───── ENTRIES ─────

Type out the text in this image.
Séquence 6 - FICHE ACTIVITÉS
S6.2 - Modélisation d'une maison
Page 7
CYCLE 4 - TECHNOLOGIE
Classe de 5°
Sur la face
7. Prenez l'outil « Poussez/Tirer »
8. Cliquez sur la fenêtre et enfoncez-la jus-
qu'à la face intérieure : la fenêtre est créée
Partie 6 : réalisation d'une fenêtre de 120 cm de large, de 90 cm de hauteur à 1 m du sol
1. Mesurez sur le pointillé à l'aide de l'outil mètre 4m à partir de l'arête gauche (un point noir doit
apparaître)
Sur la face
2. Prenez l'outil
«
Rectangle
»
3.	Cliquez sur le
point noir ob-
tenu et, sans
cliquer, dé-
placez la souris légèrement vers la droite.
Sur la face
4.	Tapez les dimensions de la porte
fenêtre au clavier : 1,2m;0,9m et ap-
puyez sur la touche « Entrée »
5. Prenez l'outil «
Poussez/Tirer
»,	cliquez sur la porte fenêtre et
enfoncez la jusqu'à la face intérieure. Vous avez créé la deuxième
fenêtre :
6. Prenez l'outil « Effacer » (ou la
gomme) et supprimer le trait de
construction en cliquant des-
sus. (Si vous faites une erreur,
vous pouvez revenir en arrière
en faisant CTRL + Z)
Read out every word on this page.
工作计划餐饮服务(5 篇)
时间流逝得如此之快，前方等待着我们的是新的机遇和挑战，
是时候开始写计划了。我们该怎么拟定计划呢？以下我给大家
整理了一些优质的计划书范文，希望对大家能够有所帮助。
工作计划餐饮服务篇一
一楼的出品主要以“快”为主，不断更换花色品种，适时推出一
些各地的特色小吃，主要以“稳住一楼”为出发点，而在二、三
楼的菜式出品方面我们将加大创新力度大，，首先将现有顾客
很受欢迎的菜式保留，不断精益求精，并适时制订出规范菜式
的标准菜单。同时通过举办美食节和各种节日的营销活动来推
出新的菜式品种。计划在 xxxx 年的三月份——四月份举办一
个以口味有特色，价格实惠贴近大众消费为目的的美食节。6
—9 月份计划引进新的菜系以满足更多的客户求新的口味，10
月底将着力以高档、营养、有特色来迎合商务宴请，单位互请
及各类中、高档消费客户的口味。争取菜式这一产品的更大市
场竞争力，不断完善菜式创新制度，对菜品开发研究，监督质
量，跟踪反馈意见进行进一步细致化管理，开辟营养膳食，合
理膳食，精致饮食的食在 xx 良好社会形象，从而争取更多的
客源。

─────

EXERCISE DIRECTIONS: Reproduce the material precisely, including every line.

THE OUTPUT:
Type out the text in this image.
Séquence 6 - FICHE ACTIVITÉS
S6.2 - Modélisation d'une maison
Page 7
CYCLE 4 - TECHNOLOGIE
Classe de 5°
Sur la face
7. Prenez l'outil « Poussez/Tirer »
8. Cliquez sur la fenêtre et enfoncez-la jus-
qu'à la face intérieure : la fenêtre est créée
Partie 6 : réalisation d'une fenêtre de 120 cm de large, de 90 cm de hauteur à 1 m du sol
1. Mesurez sur le pointillé à l'aide de l'outil mètre 4m à partir de l'arête gauche (un point noir doit
apparaître)
Sur la face
2. Prenez l'outil
«
Rectangle
»
3.	Cliquez sur le
point noir ob-
tenu et, sans
cliquer, dé-
placez la souris légèrement vers la droite.
Sur la face
4.	Tapez les dimensions de la porte
fenêtre au clavier : 1,2m;0,9m et ap-
puyez sur la touche « Entrée »
5. Prenez l'outil «
Poussez/Tirer
»,	cliquez sur la porte fenêtre et
enfoncez la jusqu'à la face intérieure. Vous avez créé la deuxième
fenêtre :
6. Prenez l'outil « Effacer » (ou la
gomme) et supprimer le trait de
construction en cliquant des-
sus. (Si vous faites une erreur,
vous pouvez revenir en arrière
en faisant CTRL + Z)
Read out every word on this page.
工作计划餐饮服务(5 篇)
时间流逝得如此之快，前方等待着我们的是新的机遇和挑战，
是时候开始写计划了。我们该怎么拟定计划呢？以下我给大家
整理了一些优质的计划书范文，希望对大家能够有所帮助。
工作计划餐饮服务篇一
一楼的出品主要以“快”为主，不断更换花色品种，适时推出一
些各地的特色小吃，主要以“稳住一楼”为出发点，而在二、三
楼的菜式出品方面我们将加大创新力度大，，首先将现有顾客
很受欢迎的菜式保留，不断精益求精，并适时制订出规范菜式
的标准菜单。同时通过举办美食节和各种节日的营销活动来推
出新的菜式品种。计划在 xxxx 年的三月份——四月份举办一
个以口味有特色，价格实惠贴近大众消费为目的的美食节。6
—9 月份计划引进新的菜系以满足更多的客户求新的口味，10
月底将着力以高档、营养、有特色来迎合商务宴请，单位互请
及各类中、高档消费客户的口味。争取菜式这一产品的更大市
场竞争力，不断完善菜式创新制度，对菜品开发研究，监督质
量，跟踪反馈意见进行进一步细致化管理，开辟营养膳食，合
理膳食，精致饮食的食在 xx 良好社会形象，从而争取更多的
客源。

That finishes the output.